(Stored records)
<<<<
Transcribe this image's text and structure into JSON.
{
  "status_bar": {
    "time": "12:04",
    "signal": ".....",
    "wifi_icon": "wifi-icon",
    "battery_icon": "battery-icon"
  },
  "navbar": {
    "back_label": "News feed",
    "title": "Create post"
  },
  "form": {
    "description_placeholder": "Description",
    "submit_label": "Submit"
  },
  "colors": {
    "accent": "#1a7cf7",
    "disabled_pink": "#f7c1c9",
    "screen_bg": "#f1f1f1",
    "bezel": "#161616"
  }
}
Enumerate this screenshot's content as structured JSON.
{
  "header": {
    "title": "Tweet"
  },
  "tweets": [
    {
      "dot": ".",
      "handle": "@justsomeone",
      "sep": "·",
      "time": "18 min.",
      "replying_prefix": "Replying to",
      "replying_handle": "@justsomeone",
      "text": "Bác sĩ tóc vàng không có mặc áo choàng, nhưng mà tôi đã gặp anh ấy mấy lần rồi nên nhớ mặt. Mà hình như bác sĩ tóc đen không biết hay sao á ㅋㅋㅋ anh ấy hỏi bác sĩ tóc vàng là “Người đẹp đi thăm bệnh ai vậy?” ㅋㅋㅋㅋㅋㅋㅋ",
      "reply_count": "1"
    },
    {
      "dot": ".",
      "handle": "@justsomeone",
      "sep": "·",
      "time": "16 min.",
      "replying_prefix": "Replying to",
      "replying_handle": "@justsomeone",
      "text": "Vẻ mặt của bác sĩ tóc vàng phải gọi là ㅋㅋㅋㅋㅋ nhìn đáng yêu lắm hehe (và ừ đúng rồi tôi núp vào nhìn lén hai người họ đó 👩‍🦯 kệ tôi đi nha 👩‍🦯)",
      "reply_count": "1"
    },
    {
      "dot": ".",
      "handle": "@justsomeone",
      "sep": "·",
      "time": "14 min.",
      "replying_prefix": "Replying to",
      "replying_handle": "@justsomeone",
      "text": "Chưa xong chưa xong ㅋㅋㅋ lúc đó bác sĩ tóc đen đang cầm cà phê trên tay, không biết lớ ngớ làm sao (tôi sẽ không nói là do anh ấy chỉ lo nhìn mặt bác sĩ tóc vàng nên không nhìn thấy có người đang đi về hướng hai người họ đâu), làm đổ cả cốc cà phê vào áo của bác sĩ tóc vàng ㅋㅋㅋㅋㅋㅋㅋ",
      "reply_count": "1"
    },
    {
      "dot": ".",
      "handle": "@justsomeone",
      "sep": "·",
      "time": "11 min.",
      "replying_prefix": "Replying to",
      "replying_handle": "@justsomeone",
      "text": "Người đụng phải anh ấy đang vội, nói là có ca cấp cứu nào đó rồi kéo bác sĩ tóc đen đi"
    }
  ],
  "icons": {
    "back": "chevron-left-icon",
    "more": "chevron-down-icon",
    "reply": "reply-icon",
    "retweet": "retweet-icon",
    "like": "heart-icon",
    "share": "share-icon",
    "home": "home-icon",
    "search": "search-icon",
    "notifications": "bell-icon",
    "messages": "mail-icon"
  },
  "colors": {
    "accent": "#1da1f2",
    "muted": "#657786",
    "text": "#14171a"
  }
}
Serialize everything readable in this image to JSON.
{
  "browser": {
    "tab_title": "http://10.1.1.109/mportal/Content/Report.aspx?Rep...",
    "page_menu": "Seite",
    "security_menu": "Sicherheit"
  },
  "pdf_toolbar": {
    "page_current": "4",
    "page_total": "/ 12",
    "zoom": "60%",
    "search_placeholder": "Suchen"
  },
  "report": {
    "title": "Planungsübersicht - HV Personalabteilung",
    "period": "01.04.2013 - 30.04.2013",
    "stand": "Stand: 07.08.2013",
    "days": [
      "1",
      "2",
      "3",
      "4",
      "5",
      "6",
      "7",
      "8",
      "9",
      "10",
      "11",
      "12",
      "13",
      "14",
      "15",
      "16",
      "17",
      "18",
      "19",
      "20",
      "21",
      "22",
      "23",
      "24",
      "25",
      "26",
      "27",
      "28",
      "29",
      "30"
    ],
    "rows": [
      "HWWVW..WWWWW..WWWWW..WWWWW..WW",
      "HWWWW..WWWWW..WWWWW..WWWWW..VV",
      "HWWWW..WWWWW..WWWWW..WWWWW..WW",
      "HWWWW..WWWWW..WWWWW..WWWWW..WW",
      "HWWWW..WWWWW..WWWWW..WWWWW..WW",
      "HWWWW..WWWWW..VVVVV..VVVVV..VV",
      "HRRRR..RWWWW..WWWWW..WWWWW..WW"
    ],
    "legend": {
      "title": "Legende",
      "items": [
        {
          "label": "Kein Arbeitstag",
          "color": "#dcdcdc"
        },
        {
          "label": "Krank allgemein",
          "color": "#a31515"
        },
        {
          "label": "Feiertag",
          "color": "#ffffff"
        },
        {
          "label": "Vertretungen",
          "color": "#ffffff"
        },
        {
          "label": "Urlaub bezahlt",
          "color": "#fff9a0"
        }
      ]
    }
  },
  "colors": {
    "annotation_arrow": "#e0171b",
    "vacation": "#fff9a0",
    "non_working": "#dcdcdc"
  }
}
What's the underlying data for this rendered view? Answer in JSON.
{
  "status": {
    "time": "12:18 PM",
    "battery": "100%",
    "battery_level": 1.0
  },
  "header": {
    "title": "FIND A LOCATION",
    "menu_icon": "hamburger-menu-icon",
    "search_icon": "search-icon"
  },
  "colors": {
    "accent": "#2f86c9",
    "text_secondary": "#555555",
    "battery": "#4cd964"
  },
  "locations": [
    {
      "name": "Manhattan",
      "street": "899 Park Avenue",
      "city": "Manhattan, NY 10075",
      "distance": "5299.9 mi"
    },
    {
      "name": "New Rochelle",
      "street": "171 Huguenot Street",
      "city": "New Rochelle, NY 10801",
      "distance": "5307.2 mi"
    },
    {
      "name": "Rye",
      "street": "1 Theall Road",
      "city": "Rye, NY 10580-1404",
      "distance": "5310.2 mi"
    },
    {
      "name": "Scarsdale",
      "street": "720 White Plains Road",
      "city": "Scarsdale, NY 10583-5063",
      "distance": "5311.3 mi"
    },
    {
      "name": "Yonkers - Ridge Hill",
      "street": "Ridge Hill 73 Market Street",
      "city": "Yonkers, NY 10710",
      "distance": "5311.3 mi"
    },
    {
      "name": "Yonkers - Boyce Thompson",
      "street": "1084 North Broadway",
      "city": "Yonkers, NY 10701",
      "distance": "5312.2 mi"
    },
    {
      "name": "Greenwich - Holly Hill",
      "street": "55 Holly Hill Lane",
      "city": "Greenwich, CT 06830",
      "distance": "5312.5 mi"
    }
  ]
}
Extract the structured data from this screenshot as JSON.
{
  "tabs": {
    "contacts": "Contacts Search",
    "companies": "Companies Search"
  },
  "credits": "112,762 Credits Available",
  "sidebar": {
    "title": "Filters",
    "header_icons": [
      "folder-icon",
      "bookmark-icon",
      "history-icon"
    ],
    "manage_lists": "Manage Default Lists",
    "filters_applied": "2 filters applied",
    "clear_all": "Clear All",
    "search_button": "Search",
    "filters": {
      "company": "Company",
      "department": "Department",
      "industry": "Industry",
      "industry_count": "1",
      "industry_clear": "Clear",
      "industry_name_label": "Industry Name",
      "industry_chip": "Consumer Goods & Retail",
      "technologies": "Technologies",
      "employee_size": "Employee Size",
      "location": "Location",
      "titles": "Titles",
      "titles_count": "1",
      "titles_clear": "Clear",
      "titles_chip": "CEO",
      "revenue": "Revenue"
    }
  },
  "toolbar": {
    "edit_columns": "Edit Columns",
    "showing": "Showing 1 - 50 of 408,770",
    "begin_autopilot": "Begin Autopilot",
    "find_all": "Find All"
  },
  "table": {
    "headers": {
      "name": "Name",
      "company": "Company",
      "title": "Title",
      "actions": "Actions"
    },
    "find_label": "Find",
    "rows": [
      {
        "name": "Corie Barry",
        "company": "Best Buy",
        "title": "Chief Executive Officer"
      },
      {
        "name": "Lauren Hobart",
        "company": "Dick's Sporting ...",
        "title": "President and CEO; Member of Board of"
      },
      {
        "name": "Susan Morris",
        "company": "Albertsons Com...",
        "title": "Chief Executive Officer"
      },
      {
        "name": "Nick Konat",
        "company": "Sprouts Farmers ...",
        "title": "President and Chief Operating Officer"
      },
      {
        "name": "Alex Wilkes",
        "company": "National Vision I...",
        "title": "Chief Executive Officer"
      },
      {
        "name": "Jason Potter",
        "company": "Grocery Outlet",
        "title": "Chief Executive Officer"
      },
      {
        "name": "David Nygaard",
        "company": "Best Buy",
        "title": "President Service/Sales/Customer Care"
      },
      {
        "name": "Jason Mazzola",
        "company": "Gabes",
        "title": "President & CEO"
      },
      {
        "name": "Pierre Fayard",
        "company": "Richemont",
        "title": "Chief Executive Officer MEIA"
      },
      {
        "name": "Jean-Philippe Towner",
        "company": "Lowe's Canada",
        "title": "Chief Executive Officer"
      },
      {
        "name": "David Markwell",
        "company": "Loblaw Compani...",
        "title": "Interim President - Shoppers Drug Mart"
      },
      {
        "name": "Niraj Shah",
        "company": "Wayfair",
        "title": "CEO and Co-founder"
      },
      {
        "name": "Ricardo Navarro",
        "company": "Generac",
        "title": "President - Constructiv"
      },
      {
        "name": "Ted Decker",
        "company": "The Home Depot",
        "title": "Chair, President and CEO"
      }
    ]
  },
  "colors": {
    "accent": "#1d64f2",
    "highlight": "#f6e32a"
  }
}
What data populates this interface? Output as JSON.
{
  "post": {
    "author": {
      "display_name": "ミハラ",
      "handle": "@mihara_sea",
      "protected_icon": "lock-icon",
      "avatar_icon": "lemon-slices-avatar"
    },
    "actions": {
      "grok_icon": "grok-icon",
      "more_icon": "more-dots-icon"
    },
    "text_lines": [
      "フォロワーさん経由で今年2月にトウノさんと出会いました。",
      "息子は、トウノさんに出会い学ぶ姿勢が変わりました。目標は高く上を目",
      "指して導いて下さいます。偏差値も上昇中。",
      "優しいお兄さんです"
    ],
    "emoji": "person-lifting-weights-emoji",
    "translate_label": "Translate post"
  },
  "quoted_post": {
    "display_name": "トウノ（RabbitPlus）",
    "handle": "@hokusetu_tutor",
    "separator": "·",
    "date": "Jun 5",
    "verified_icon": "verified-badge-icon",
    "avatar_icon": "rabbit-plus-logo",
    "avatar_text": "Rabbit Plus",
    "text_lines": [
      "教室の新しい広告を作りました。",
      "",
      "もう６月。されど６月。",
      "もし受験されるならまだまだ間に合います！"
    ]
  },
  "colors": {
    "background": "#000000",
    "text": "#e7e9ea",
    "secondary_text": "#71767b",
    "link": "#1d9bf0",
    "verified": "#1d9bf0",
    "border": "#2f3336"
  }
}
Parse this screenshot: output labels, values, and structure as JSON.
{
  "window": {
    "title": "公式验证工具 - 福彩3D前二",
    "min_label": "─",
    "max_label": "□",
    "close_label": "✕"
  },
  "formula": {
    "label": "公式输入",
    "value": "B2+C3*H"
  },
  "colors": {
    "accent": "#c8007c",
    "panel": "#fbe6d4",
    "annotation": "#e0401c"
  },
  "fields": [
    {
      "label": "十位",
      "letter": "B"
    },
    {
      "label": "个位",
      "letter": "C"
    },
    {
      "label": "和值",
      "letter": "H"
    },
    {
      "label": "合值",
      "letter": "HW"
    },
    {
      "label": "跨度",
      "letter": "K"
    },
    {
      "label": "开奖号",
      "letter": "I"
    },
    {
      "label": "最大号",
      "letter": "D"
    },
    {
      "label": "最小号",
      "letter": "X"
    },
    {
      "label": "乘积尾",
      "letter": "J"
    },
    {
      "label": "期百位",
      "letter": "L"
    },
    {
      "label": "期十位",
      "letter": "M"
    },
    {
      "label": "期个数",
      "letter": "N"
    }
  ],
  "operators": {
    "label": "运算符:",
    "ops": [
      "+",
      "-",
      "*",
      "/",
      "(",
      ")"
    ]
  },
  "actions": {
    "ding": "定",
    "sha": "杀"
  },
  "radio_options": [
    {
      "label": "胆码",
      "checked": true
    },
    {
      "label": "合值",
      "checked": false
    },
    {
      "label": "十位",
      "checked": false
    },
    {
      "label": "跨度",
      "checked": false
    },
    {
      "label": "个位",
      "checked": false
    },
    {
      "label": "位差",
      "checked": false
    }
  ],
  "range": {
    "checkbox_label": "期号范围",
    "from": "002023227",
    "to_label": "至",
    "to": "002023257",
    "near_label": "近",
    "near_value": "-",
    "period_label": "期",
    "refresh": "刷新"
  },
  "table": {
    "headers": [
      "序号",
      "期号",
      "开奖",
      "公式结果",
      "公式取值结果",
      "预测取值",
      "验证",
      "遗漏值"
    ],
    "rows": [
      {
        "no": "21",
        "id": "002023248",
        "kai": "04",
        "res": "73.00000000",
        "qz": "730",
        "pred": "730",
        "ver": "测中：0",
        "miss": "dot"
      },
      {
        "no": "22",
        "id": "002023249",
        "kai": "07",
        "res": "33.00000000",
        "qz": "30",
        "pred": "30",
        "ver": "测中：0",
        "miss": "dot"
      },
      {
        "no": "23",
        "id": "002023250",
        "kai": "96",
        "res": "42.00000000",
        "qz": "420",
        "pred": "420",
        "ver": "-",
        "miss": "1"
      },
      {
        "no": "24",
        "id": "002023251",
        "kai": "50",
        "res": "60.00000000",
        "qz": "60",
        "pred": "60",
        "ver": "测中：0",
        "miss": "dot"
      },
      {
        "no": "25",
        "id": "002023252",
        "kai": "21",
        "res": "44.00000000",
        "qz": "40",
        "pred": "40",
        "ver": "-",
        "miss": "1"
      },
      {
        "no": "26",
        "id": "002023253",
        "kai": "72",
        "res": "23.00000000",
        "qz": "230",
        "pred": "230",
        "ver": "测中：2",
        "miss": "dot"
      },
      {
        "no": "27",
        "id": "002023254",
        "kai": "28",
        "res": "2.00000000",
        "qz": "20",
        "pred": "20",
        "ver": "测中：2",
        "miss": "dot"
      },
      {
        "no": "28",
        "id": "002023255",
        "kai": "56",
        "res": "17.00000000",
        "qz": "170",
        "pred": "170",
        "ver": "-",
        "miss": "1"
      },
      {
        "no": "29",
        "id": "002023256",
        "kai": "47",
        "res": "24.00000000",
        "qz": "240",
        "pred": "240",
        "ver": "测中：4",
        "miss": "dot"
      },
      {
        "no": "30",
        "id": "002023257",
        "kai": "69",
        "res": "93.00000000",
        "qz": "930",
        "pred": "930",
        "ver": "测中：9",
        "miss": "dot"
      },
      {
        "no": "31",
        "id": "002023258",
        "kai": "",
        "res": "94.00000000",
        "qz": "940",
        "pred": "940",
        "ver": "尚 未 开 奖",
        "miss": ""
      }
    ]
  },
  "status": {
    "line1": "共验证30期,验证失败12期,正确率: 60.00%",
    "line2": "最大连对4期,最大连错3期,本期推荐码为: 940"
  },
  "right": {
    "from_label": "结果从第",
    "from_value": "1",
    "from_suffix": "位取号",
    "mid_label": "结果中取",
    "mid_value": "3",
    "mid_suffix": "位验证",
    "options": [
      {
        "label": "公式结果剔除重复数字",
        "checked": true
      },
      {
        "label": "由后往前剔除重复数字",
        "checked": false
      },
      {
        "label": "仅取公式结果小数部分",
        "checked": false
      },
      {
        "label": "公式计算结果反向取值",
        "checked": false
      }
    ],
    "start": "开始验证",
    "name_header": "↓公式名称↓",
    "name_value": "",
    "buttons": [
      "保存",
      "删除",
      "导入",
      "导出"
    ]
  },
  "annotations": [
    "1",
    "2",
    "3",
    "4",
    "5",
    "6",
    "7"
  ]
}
>>>>
Go over the data above and copy every line that has the word "letter" in it.

Written reply:
      "letter": "B"
      "letter": "C"
      "letter": "H"
      "letter": "HW"
      "letter": "K"
      "letter": "I"
      "letter": "D"
      "letter": "X"
      "letter": "J"
      "letter": "L"
      "letter": "M"
      "letter": "N"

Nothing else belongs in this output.